Document segment:
Experiencing Command & Conquer Remastered With Lemon Sky Studios

July 10, 2020

Fans of classic games remade, remastered or retooled for a new audience have a Malaysian game studio to thank, for allowing gamers to relive their childhood in 4K glory. After finding great success in Starcraft: Remastered for a new generation of gamers in 2019, the 350-strong outfit took on an even bigger challenge, of remastering the classic Command & Conquer franchise.

Together with Petroglyph Games and Electronic Arts, Malaysia’s own Lemon Sky Studios had plenty to contribute to the remastering of an iconic series, said Chief Executive Officer Wong Cheng-Fei, Chief Creative Office Ken Foong, and Head of Production Kevin Lai, who sat down with Geek Culture to talk more about bringing back an icon with the new Command & Conquer Remastered Collection.

Having worked on the likes of Final Fantasy VII Remake, Starcraft: Remastered, and more intriguingly, the upcoming The Last of Us Part II, Lemon Sky Studios is no stranger to contributing to huge games that many are looking forward to. For Command & Conquer Remastered Collection, however, it offered a different challenge altogether – as fans of the series themselves, the team knows very well how fan expectations can be a double-edged sword.

“Usually, for remasters, I think the good thing is that we have the old games to judge as a guideline, but the challenge is that they already have fans, It’s big pressure not to spoil the games.”

– Ken Foong

One of the reasons Petroglyph Games, the developers behind the remaster, wanted to partner with Lemon Sky Studios was the work done on Starcraft: Remastered. The devs were suitably impressed by how Lemon Sky approached the visual direction for Blizzard’s real-time strategy game, and wanted that same attention to detail for Command & Conquer Remastered Collection.

Extracted information:
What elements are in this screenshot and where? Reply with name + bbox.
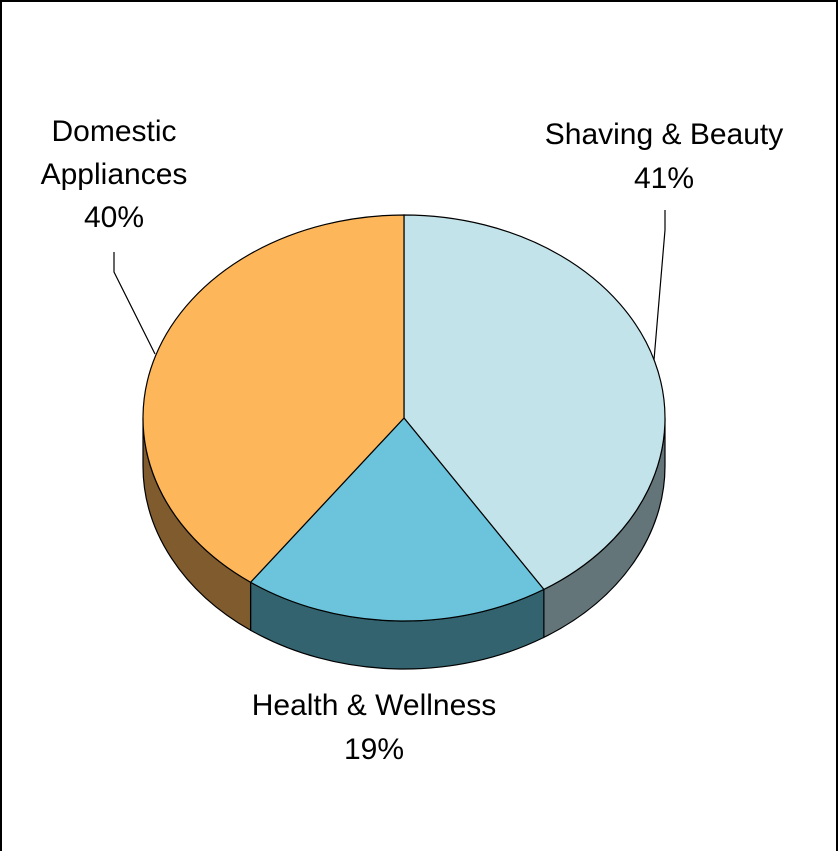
- pie-tops: [142, 214, 666, 622]
- label-domestic-appliances-name-line1: Domestic: [51, 115, 176, 148]
- leader-line-domestic-appliances: [113, 252, 156, 355]
- pie-slice-shaving-beauty: [403, 214, 666, 591]
- label-domestic-appliances-value: 40%: [84, 201, 144, 234]
- label-health-wellness-name: Health & Wellness: [252, 689, 497, 722]
- pie-slice-health-wellness: [249, 417, 545, 622]
- leader-lines: [113, 210, 666, 361]
- pie-slice-domestic-appliances: [142, 214, 405, 583]
- leader-line-shaving-beauty: [653, 210, 666, 361]
- label-shaving-beauty-value: 41%: [634, 162, 694, 195]
- slice-labels: Domestic Appliances 40% Shaving & Beauty…: [41, 115, 784, 766]
- label-shaving-beauty-name: Shaving & Beauty: [545, 118, 784, 151]
- label-domestic-appliances-name-line2: Appliances: [41, 158, 188, 191]
- label-health-wellness-value: 19%: [344, 733, 404, 766]
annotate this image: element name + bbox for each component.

Exercise aim: Rewrite the part of the Lemon Sky Studios article starting at "One of the reasons" and ending at "for Command & Conquer Remastered Collection.", swapping "devs" for "developers".

Answer:
One of the reasons Petroglyph Games, the developers behind the remaster, wanted to partner with Lemon Sky Studios was the work done on Starcraft: Remastered. The developers were suitably impressed by how Lemon Sky approached the visual direction for Blizzard’s real-time strategy game, and wanted that same attention to detail for Command & Conquer Remastered Collection.